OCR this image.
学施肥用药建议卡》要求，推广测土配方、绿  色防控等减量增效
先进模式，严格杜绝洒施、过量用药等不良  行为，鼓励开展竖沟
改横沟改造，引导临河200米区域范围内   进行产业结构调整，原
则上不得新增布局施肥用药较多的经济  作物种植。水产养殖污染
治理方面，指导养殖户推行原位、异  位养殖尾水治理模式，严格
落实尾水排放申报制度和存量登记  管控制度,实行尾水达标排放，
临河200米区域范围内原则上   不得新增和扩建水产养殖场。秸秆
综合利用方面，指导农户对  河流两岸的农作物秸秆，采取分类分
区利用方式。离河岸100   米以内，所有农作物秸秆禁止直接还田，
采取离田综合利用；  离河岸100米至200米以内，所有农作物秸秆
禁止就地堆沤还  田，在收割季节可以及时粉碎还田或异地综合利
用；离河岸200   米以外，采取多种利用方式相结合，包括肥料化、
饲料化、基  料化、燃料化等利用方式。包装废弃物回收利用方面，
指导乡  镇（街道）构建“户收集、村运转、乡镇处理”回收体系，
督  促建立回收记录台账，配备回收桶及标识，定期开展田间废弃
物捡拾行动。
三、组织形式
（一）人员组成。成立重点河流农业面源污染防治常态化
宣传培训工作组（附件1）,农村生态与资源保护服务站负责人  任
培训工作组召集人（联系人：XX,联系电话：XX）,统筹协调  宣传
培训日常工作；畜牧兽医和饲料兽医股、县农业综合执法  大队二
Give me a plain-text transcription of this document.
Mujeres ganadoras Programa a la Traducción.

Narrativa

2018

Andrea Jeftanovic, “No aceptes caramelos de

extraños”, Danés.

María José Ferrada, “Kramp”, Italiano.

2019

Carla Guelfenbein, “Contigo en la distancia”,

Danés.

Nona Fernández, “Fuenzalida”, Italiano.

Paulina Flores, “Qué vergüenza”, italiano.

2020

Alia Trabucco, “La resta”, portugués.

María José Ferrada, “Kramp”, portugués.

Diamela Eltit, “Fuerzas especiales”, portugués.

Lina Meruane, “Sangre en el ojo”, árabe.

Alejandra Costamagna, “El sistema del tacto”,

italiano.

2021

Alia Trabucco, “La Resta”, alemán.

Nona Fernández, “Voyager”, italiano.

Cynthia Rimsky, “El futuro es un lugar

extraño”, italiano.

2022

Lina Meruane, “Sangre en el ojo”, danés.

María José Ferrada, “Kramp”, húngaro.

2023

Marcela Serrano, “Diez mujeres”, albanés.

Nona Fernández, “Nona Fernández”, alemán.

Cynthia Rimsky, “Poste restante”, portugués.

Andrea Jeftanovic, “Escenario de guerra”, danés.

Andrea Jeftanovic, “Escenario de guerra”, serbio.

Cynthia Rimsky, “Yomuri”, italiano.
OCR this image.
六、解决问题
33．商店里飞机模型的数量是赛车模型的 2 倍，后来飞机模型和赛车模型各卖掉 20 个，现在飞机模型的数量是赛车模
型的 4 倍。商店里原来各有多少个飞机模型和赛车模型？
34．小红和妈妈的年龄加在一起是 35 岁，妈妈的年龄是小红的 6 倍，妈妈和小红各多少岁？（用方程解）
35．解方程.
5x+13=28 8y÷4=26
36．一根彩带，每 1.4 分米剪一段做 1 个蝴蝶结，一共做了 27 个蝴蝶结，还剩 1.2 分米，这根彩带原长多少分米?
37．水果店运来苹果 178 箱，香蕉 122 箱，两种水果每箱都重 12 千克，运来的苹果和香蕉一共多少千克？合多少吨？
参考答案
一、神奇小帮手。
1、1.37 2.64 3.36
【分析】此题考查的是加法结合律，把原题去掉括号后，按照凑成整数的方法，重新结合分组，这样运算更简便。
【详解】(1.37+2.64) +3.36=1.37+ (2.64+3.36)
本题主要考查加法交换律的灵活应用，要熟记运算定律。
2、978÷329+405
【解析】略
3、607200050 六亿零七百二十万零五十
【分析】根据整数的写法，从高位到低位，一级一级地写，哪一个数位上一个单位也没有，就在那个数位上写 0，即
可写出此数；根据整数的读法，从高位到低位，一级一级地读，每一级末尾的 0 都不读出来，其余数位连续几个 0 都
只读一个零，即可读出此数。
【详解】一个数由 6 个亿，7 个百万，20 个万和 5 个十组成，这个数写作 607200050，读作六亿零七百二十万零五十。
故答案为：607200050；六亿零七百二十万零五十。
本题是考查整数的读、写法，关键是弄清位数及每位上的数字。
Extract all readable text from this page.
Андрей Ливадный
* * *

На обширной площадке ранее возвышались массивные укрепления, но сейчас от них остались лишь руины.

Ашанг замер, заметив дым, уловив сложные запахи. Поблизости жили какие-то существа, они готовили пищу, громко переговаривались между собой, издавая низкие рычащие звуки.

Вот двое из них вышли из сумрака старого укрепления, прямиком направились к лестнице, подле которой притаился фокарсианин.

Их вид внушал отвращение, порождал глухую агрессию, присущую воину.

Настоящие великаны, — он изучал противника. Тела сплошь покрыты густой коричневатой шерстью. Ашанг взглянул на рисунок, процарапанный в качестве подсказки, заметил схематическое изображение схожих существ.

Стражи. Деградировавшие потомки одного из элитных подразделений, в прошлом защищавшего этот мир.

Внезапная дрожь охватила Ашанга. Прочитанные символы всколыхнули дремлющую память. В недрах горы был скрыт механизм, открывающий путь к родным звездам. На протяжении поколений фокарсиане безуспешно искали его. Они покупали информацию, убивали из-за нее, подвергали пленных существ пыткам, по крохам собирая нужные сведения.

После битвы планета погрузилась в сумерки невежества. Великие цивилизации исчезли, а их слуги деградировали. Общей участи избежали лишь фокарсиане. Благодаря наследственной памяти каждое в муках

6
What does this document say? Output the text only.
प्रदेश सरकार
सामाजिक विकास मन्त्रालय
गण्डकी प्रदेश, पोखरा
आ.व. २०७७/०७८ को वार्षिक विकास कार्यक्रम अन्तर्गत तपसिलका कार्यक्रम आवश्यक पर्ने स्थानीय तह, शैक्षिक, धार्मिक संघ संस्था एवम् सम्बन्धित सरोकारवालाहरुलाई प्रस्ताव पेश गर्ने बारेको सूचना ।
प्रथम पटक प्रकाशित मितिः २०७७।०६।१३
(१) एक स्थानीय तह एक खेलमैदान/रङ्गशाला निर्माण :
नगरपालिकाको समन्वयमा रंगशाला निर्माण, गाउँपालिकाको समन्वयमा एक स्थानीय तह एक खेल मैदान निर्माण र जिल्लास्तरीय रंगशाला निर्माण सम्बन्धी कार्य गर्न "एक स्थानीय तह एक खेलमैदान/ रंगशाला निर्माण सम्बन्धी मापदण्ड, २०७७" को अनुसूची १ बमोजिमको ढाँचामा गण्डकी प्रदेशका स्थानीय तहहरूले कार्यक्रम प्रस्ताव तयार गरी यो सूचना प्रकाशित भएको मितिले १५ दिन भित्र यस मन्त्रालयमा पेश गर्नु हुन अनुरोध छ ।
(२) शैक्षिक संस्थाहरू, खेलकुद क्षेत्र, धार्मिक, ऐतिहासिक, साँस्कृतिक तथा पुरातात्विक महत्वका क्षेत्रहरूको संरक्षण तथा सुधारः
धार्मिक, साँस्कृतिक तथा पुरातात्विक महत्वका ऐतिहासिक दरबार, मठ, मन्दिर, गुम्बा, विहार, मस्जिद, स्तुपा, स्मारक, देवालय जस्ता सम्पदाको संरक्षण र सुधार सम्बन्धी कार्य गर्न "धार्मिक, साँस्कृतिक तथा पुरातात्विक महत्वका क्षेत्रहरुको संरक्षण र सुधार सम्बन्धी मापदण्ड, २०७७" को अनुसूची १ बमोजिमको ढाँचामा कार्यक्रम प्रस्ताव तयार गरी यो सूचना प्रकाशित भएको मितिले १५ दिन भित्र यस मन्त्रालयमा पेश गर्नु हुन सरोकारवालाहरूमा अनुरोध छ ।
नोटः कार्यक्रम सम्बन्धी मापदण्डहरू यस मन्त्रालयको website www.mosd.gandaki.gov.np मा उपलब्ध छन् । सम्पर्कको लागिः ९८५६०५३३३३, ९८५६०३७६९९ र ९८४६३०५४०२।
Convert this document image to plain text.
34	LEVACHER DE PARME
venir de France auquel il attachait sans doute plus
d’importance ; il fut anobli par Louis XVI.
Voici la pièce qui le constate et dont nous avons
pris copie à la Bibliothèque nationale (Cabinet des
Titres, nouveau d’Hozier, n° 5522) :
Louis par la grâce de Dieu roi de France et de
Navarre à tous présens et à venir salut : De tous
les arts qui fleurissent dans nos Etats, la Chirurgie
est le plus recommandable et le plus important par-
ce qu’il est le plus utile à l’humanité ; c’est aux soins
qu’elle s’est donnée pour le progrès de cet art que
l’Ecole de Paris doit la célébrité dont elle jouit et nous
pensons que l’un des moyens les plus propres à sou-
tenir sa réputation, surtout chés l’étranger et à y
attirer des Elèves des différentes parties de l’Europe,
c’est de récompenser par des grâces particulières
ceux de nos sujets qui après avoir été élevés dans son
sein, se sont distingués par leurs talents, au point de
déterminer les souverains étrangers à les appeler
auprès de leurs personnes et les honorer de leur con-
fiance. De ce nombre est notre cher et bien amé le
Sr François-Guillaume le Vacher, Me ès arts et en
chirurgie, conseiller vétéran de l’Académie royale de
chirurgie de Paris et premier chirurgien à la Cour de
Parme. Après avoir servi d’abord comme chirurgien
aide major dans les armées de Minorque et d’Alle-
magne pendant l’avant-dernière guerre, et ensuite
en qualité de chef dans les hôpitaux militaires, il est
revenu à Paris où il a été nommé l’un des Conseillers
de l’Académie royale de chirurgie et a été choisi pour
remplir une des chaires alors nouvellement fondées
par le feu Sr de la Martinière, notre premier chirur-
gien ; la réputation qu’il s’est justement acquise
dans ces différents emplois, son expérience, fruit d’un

-*-

(What the task asks) Gather each line in the data that holds the string "dont".

(Solution)
Voici la pièce qui le constate et dont nous avons
l’Ecole de Paris doit la célébrité dont elle jouit et nous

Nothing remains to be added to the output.